:: Task ::
Scan the records for the word "оружье". Copy each line that includes it.

### Data for processing ###

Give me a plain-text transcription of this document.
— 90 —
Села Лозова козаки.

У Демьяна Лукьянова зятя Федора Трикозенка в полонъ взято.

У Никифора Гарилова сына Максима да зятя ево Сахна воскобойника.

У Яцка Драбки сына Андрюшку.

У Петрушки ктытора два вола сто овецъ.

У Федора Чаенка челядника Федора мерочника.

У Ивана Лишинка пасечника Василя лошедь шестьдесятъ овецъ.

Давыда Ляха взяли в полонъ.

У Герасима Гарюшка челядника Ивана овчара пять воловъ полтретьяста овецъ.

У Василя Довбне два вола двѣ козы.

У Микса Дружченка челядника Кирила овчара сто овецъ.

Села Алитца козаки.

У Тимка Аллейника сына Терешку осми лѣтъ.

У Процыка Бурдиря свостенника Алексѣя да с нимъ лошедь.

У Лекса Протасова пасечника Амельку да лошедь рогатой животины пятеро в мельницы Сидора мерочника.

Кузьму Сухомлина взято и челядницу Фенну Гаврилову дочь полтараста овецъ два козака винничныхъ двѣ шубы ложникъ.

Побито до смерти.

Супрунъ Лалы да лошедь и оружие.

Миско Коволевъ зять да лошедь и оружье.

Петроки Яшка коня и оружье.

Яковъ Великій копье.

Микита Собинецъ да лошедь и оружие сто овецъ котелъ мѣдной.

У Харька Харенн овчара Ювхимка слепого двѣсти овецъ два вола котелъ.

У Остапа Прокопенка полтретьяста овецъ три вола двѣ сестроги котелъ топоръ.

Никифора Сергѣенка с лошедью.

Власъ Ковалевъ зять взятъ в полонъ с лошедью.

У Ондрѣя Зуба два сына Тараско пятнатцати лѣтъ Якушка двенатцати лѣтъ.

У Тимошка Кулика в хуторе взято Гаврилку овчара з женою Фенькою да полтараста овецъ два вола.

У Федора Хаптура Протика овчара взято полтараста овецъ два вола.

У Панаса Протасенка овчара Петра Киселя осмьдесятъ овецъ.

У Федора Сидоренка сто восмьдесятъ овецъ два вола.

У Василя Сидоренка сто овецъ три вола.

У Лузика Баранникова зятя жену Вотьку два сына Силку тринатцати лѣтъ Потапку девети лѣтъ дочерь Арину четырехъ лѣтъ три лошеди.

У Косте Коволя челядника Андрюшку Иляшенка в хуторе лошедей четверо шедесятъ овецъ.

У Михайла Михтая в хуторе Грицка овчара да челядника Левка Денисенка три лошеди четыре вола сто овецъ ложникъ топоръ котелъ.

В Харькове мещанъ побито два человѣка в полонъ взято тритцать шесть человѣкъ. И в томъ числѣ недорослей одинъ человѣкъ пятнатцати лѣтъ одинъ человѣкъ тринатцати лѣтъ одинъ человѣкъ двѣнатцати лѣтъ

###

:: The reply ::
Миско Коволевъ зять да лошедь и оружье.
Петроки Яшка коня и оружье.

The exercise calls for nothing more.